• **What needs to be done**: Answer with one number: how many lines have "screenshot".

• **Data section**:
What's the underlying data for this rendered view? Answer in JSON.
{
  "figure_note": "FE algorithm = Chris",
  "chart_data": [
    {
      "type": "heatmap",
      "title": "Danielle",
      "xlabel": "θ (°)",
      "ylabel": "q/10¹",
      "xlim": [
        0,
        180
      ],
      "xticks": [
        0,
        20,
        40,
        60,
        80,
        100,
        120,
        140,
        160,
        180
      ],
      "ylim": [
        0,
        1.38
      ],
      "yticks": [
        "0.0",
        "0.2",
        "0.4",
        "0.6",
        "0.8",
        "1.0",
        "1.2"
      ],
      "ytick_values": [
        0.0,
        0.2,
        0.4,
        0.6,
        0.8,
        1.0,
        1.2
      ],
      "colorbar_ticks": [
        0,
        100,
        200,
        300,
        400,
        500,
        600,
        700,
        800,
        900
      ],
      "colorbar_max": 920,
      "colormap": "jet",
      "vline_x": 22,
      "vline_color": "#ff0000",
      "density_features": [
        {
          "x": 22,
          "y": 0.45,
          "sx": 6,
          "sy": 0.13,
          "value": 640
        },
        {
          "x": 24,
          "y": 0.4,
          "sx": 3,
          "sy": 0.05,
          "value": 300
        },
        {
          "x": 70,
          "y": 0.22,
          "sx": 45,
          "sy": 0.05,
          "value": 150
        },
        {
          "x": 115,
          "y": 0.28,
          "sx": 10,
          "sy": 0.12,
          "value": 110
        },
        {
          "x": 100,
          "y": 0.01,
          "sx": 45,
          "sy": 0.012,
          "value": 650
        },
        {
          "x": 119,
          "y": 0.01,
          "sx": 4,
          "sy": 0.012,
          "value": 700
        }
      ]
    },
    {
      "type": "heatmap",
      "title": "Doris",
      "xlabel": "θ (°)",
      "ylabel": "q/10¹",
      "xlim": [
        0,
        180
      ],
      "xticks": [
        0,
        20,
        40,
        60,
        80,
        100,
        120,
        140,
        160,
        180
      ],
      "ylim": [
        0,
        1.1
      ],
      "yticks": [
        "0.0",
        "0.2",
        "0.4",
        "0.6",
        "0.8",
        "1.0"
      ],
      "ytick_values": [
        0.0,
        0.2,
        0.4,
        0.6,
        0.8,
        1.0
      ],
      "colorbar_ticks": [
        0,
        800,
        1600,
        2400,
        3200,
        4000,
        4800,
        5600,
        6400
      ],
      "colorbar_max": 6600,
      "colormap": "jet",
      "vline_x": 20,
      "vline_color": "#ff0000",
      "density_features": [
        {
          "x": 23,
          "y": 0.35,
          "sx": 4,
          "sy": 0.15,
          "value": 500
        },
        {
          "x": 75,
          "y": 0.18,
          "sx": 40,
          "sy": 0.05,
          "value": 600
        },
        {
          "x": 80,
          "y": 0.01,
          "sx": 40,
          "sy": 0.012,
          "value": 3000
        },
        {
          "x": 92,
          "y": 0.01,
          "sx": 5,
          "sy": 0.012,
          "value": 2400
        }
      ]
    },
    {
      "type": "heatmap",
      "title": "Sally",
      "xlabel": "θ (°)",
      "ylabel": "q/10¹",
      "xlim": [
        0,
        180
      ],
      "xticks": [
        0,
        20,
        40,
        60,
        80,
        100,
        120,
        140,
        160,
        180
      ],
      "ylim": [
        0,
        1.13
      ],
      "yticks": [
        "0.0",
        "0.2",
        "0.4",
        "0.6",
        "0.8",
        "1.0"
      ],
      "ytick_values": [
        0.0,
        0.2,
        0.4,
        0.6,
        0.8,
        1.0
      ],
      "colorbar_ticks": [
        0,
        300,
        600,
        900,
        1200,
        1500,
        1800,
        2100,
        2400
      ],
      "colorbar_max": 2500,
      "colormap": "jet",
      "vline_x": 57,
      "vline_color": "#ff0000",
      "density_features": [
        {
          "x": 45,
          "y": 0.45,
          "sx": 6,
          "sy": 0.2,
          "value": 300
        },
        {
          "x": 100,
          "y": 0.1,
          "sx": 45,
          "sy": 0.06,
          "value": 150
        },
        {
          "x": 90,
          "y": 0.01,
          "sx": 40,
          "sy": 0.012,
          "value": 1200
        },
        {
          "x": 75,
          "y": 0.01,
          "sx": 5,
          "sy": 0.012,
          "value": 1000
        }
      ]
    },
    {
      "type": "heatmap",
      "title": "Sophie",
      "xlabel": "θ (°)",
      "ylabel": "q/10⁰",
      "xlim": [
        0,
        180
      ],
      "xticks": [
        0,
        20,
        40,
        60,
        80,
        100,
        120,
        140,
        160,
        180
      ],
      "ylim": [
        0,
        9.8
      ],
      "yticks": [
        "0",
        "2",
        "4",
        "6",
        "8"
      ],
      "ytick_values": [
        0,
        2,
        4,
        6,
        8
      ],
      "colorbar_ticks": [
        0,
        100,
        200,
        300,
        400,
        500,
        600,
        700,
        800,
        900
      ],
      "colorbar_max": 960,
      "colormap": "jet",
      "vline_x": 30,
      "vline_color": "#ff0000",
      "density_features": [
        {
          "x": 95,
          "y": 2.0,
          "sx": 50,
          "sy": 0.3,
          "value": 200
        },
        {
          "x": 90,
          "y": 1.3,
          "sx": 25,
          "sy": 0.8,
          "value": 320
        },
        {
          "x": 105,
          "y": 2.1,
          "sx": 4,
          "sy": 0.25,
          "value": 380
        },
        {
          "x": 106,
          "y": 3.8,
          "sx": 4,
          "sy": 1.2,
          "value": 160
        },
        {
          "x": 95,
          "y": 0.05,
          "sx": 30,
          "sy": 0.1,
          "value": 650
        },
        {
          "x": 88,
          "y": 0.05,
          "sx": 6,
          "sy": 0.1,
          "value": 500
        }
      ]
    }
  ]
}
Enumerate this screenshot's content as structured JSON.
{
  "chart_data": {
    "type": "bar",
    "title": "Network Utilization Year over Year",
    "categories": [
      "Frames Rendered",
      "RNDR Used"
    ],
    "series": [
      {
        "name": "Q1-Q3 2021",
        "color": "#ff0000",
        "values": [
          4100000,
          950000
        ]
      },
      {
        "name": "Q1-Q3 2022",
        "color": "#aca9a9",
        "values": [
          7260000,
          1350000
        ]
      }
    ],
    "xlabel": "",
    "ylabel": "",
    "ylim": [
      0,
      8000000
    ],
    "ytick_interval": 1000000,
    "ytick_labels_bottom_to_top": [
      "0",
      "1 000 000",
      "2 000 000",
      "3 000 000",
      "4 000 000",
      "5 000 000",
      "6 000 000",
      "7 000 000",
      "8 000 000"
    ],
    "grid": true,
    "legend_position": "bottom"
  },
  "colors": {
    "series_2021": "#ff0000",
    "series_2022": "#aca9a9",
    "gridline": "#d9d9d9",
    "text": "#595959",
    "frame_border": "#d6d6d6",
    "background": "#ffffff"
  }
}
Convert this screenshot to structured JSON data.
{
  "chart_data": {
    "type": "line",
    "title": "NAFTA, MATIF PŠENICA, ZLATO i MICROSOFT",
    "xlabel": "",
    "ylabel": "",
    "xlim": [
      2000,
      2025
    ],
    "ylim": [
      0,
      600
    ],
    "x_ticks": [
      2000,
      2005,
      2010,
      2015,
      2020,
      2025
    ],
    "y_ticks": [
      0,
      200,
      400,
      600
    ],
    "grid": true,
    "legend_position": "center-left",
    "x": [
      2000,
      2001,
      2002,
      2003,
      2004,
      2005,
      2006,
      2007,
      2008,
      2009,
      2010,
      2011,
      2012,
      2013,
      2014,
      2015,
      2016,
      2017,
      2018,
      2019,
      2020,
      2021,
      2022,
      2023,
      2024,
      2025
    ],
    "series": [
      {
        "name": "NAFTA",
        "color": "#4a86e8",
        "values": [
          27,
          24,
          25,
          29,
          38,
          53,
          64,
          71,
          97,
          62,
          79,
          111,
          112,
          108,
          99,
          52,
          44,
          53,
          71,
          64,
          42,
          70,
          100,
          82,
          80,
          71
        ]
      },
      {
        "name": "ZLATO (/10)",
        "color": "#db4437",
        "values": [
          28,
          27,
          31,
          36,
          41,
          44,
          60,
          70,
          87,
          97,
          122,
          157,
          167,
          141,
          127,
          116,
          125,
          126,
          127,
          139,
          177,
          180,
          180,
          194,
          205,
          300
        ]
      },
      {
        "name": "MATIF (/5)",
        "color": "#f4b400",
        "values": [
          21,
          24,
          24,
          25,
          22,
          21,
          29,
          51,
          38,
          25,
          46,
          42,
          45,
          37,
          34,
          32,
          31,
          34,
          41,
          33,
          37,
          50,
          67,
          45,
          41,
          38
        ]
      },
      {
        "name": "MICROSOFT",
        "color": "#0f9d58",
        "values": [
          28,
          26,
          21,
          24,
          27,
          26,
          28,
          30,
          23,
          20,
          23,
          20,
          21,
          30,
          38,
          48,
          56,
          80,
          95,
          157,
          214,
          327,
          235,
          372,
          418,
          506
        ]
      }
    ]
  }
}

• **Result of this exercise**: 2